* **RAW DATA**:
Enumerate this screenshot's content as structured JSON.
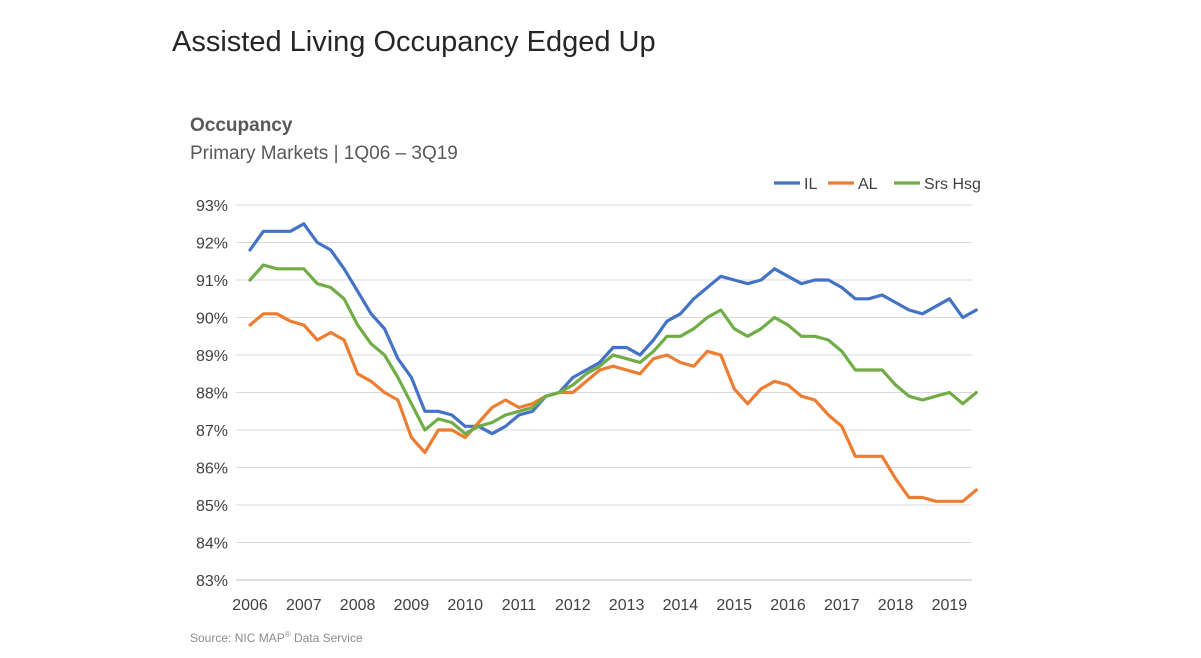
{
  "slide": {
    "title": "Assisted Living Occupancy Edged Up"
  },
  "source": {
    "prefix": "Source: NIC MAP",
    "mark": "®",
    "suffix": " Data Service"
  },
  "chart_data": {
    "type": "line",
    "title": "Occupancy",
    "subtitle": "Primary Markets | 1Q06 – 3Q19",
    "xlabel": "",
    "ylabel": "",
    "ylim": [
      83,
      93
    ],
    "yticks": [
      "83%",
      "84%",
      "85%",
      "86%",
      "87%",
      "88%",
      "89%",
      "90%",
      "91%",
      "92%",
      "93%"
    ],
    "xticks": [
      "2006",
      "2007",
      "2008",
      "2009",
      "2010",
      "2011",
      "2012",
      "2013",
      "2014",
      "2015",
      "2016",
      "2017",
      "2018",
      "2019"
    ],
    "grid": true,
    "legend_position": "top-right",
    "x": [
      "1Q06",
      "2Q06",
      "3Q06",
      "4Q06",
      "1Q07",
      "2Q07",
      "3Q07",
      "4Q07",
      "1Q08",
      "2Q08",
      "3Q08",
      "4Q08",
      "1Q09",
      "2Q09",
      "3Q09",
      "4Q09",
      "1Q10",
      "2Q10",
      "3Q10",
      "4Q10",
      "1Q11",
      "2Q11",
      "3Q11",
      "4Q11",
      "1Q12",
      "2Q12",
      "3Q12",
      "4Q12",
      "1Q13",
      "2Q13",
      "3Q13",
      "4Q13",
      "1Q14",
      "2Q14",
      "3Q14",
      "4Q14",
      "1Q15",
      "2Q15",
      "3Q15",
      "4Q15",
      "1Q16",
      "2Q16",
      "3Q16",
      "4Q16",
      "1Q17",
      "2Q17",
      "3Q17",
      "4Q17",
      "1Q18",
      "2Q18",
      "3Q18",
      "4Q18",
      "1Q19",
      "2Q19",
      "3Q19"
    ],
    "series": [
      {
        "name": "IL",
        "color": "#4472C4",
        "values": [
          91.8,
          92.3,
          92.3,
          92.3,
          92.5,
          92.0,
          91.8,
          91.3,
          90.7,
          90.1,
          89.7,
          88.9,
          88.4,
          87.5,
          87.5,
          87.4,
          87.1,
          87.1,
          86.9,
          87.1,
          87.4,
          87.5,
          87.9,
          88.0,
          88.4,
          88.6,
          88.8,
          89.2,
          89.2,
          89.0,
          89.4,
          89.9,
          90.1,
          90.5,
          90.8,
          91.1,
          91.0,
          90.9,
          91.0,
          91.3,
          91.1,
          90.9,
          91.0,
          91.0,
          90.8,
          90.5,
          90.5,
          90.6,
          90.4,
          90.2,
          90.1,
          90.3,
          90.5,
          90.0,
          90.2
        ]
      },
      {
        "name": "AL",
        "color": "#ED7D31",
        "values": [
          89.8,
          90.1,
          90.1,
          89.9,
          89.8,
          89.4,
          89.6,
          89.4,
          88.5,
          88.3,
          88.0,
          87.8,
          86.8,
          86.4,
          87.0,
          87.0,
          86.8,
          87.2,
          87.6,
          87.8,
          87.6,
          87.7,
          87.9,
          88.0,
          88.0,
          88.3,
          88.6,
          88.7,
          88.6,
          88.5,
          88.9,
          89.0,
          88.8,
          88.7,
          89.1,
          89.0,
          88.1,
          87.7,
          88.1,
          88.3,
          88.2,
          87.9,
          87.8,
          87.4,
          87.1,
          86.3,
          86.3,
          86.3,
          85.7,
          85.2,
          85.2,
          85.1,
          85.1,
          85.1,
          85.4
        ]
      },
      {
        "name": "Srs Hsg",
        "color": "#70AD47",
        "values": [
          91.0,
          91.4,
          91.3,
          91.3,
          91.3,
          90.9,
          90.8,
          90.5,
          89.8,
          89.3,
          89.0,
          88.4,
          87.7,
          87.0,
          87.3,
          87.2,
          86.9,
          87.1,
          87.2,
          87.4,
          87.5,
          87.6,
          87.9,
          88.0,
          88.2,
          88.5,
          88.7,
          89.0,
          88.9,
          88.8,
          89.1,
          89.5,
          89.5,
          89.7,
          90.0,
          90.2,
          89.7,
          89.5,
          89.7,
          90.0,
          89.8,
          89.5,
          89.5,
          89.4,
          89.1,
          88.6,
          88.6,
          88.6,
          88.2,
          87.9,
          87.8,
          87.9,
          88.0,
          87.7,
          88.0
        ]
      }
    ]
  }
}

* **TASK**: How many of these lines contain "Occupancy"? Write only the number.

* **WRITTEN SOLUTION**: 2